(Exercise)
Reply with one number: the count of lines in the records below that hold "structured".
## Begin Input material
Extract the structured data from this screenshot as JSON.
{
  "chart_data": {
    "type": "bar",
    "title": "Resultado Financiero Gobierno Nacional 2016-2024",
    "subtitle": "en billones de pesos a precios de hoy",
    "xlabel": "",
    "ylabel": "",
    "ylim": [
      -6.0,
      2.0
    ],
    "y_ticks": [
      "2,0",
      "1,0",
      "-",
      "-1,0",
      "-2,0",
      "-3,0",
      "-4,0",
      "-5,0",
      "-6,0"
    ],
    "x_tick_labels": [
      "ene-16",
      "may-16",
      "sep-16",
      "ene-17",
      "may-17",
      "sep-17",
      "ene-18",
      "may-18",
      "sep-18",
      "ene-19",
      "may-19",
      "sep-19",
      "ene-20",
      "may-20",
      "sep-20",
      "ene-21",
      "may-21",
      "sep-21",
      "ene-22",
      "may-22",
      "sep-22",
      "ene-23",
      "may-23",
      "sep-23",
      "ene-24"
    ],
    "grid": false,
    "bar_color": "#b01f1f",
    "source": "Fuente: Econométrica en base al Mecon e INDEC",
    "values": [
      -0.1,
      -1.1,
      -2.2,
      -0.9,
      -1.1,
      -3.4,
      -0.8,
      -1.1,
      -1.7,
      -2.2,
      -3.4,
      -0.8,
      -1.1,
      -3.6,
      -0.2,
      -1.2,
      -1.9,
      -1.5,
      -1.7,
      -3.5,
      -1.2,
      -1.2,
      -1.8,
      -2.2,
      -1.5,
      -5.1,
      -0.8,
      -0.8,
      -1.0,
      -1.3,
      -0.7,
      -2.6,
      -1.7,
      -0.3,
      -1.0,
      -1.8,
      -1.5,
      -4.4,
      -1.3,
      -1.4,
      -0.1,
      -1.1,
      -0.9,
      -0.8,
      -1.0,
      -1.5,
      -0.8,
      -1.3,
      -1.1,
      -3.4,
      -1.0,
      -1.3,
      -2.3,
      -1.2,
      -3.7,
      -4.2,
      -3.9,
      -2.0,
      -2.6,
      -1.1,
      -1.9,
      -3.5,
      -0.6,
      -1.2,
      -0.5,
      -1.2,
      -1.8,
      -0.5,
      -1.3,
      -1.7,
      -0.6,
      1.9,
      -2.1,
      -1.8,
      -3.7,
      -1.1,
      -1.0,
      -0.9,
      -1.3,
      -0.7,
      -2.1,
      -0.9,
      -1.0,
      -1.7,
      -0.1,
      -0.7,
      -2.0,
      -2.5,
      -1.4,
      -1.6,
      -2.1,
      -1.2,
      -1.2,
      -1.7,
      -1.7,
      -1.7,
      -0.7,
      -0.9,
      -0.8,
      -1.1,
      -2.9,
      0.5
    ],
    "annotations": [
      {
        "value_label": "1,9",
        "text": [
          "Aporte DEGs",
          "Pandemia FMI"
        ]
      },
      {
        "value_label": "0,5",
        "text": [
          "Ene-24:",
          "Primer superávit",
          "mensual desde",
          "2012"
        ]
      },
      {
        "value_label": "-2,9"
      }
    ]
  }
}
## End Input material
## Begin Input material
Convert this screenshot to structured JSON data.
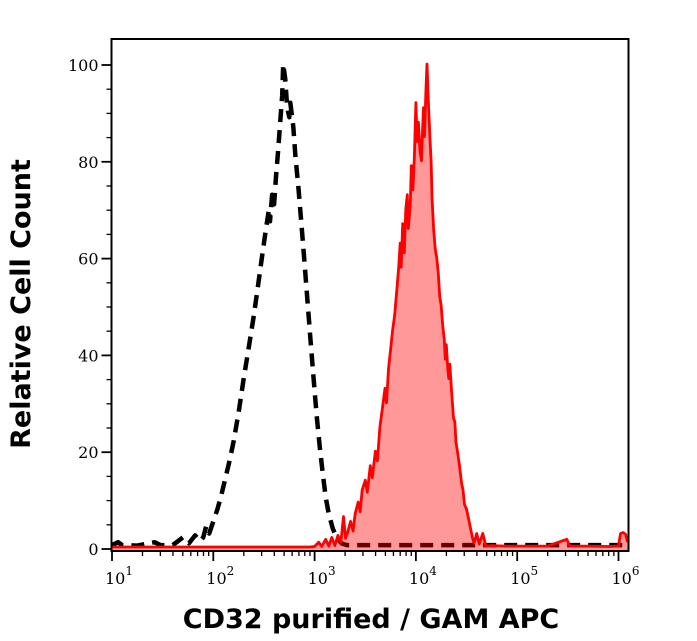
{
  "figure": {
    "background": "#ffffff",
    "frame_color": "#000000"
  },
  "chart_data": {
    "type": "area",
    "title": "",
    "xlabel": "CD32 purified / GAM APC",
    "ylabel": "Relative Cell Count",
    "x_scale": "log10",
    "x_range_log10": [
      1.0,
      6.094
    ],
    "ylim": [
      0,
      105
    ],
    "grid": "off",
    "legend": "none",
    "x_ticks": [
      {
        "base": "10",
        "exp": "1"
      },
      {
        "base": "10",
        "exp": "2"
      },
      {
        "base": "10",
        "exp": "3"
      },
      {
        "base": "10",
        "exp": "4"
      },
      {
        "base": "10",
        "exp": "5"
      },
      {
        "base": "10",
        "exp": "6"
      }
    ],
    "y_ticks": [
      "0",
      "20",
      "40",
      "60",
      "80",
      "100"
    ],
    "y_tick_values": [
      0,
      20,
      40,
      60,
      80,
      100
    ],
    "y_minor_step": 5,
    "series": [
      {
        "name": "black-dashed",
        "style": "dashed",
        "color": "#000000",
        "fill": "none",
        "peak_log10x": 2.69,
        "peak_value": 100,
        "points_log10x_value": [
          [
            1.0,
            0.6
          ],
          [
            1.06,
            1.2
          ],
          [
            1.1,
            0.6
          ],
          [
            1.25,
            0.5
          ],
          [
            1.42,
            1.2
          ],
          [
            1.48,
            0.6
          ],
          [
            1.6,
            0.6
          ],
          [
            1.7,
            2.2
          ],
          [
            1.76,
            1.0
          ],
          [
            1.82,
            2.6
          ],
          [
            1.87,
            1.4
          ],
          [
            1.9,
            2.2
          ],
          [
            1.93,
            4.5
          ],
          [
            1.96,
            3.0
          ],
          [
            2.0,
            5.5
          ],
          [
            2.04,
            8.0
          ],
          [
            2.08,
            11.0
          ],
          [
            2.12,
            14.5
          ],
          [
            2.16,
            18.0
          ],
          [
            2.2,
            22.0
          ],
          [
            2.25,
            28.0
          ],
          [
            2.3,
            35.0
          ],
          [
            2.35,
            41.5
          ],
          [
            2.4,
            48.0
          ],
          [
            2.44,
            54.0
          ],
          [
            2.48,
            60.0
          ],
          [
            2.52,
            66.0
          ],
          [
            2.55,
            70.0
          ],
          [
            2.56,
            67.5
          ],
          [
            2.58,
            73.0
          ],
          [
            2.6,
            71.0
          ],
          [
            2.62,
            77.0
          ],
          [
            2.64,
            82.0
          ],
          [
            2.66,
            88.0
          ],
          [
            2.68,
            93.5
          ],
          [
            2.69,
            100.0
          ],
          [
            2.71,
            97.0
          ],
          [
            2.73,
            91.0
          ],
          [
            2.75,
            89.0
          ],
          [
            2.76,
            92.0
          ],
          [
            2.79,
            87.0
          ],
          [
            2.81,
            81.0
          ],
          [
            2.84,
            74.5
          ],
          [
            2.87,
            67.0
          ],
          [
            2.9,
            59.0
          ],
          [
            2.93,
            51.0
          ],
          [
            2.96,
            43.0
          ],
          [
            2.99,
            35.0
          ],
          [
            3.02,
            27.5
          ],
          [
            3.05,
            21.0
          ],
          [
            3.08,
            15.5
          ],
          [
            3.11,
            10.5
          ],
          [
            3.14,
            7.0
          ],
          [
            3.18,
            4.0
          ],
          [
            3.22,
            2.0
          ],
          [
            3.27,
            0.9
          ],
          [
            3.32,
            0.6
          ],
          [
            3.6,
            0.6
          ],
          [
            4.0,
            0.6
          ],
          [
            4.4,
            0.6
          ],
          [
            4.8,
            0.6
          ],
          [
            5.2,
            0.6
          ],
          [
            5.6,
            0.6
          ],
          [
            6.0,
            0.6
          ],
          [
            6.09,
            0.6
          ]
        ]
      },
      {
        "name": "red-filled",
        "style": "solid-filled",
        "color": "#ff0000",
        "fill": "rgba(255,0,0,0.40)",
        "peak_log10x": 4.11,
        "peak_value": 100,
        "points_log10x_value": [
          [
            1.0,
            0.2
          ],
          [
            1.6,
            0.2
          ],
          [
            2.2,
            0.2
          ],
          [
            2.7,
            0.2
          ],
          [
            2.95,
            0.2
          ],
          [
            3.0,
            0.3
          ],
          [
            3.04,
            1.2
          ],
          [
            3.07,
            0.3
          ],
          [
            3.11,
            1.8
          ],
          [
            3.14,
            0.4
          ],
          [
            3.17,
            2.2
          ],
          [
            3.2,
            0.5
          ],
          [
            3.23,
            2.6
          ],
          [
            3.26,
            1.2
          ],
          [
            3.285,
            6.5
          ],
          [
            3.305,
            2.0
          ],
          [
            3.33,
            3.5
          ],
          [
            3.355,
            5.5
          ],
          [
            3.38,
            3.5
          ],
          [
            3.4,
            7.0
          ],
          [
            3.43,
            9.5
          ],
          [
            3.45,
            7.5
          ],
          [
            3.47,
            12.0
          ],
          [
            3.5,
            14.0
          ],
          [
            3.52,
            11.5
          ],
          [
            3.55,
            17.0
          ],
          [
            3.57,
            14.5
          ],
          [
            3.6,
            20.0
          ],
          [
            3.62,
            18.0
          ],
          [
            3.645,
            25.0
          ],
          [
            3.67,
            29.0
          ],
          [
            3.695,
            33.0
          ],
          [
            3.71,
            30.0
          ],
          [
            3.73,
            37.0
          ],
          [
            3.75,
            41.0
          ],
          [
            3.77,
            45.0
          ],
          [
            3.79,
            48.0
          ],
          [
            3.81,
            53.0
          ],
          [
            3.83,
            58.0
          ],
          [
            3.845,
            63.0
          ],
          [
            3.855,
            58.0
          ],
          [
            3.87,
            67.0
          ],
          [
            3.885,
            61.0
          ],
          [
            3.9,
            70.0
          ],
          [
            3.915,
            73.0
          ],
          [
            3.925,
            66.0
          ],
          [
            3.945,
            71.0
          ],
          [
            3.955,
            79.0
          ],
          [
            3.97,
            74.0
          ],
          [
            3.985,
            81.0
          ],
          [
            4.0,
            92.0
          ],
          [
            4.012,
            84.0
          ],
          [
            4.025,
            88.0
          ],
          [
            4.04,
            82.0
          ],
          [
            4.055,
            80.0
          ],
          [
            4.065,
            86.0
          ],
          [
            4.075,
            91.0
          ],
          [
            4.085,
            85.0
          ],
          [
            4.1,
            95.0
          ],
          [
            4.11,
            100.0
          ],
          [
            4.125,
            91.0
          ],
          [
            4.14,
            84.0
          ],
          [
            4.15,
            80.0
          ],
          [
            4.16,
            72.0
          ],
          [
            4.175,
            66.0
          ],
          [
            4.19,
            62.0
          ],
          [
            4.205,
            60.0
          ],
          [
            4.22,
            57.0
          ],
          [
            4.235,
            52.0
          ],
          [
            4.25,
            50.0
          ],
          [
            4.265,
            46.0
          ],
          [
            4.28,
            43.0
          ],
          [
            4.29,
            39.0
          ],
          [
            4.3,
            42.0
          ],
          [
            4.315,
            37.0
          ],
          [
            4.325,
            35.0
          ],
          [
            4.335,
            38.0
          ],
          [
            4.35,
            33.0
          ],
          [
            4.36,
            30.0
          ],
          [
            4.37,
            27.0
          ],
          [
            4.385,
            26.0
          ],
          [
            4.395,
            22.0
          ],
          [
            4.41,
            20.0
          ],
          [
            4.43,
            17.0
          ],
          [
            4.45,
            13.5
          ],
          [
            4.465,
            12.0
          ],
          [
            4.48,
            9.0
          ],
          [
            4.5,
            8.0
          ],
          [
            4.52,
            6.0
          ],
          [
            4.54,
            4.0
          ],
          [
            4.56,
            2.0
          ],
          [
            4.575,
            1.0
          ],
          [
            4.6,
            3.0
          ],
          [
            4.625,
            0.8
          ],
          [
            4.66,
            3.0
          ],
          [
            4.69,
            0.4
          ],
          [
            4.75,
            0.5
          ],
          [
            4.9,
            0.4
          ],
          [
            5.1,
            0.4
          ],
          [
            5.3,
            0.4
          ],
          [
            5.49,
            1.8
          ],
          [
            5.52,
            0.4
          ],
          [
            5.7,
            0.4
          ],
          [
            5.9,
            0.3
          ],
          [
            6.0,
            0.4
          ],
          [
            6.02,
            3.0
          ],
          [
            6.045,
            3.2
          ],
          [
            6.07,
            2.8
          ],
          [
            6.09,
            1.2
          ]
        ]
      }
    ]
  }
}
## End Input material
(Finished exercise)
2